# Set exercise
Below are records; count the lines that contain "ΛΥΚΕΙΟ" and give only the total.

# Material for this task
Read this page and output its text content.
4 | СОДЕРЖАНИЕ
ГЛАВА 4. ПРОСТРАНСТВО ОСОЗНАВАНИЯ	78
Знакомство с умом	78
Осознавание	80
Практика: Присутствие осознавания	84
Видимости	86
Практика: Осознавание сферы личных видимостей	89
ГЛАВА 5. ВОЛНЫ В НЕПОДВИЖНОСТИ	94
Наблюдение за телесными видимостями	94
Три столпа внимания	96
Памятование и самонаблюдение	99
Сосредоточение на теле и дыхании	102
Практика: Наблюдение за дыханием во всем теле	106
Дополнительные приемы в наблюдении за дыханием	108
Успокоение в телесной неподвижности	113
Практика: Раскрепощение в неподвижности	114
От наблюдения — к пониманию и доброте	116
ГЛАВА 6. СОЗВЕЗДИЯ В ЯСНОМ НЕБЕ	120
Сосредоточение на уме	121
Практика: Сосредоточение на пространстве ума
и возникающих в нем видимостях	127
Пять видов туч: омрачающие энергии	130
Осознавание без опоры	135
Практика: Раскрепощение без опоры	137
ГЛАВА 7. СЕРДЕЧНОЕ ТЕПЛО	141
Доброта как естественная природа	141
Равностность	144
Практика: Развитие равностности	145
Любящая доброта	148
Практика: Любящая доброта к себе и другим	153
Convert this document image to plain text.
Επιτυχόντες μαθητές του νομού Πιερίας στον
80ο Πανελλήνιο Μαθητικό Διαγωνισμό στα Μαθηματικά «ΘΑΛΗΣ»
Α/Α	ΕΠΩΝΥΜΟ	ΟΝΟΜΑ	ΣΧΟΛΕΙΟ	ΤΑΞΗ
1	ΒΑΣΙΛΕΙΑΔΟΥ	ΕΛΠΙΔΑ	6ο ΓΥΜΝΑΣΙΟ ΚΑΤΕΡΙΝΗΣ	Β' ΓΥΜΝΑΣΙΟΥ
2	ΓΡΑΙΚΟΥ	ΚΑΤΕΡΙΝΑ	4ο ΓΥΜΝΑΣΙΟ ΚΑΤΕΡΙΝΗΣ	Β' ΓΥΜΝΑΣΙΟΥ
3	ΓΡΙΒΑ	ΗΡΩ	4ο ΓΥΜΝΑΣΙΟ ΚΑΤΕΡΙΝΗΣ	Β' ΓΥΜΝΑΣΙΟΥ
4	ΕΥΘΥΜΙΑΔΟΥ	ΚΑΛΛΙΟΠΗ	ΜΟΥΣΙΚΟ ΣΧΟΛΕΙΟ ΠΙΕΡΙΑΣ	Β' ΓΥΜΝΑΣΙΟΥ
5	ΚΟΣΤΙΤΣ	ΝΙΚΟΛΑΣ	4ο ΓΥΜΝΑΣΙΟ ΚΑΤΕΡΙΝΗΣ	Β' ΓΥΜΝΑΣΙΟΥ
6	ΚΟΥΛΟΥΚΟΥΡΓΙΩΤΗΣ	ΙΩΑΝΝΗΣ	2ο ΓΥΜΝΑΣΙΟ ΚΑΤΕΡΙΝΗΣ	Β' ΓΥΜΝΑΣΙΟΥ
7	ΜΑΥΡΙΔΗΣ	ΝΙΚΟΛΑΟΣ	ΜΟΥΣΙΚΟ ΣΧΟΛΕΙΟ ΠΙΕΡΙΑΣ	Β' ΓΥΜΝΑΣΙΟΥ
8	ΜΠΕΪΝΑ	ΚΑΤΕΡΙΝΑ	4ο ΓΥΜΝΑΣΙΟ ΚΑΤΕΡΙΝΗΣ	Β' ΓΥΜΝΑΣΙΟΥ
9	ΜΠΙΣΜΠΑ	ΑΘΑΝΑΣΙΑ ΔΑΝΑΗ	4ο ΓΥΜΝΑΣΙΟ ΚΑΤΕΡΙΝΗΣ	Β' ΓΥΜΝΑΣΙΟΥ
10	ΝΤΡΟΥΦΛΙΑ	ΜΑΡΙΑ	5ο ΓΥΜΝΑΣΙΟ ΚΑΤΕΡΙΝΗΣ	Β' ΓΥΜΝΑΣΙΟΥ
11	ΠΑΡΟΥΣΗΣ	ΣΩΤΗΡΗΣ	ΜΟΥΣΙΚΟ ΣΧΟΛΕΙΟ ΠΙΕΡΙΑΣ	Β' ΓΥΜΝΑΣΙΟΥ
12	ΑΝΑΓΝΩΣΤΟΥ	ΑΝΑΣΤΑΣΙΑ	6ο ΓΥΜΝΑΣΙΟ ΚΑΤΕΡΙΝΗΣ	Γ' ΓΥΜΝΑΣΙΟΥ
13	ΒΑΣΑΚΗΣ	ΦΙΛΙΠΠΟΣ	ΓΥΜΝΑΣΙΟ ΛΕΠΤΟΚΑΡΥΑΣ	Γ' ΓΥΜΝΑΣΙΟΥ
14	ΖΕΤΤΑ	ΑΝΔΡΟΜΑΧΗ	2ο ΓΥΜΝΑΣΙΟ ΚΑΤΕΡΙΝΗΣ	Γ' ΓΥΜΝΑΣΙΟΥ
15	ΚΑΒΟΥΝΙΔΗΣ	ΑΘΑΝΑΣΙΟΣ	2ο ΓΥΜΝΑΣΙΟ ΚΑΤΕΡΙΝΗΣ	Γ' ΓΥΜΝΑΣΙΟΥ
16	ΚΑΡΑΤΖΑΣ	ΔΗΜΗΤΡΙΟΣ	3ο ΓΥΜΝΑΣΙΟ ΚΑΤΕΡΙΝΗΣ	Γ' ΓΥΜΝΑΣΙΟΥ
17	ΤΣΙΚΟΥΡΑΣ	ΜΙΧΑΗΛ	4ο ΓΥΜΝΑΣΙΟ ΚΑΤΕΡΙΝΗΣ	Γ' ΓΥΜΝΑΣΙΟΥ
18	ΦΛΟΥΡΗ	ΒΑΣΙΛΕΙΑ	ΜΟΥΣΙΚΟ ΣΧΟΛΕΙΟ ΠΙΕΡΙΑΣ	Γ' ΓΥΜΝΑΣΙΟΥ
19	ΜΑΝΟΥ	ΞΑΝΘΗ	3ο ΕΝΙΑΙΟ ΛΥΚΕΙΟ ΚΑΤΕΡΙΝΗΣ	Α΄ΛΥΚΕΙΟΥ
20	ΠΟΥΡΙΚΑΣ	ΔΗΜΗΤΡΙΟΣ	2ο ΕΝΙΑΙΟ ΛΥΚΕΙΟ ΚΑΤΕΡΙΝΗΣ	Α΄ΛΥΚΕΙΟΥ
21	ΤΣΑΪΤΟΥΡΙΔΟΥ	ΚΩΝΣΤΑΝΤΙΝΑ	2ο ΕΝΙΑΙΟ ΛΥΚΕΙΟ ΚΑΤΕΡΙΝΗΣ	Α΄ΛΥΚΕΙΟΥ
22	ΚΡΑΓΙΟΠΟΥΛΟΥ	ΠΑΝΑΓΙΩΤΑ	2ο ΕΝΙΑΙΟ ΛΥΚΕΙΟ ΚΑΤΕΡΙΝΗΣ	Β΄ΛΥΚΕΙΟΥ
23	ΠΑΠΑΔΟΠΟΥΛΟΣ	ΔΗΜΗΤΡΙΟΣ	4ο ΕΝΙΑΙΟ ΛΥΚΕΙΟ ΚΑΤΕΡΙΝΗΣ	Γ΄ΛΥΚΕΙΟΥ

# Expected answer
5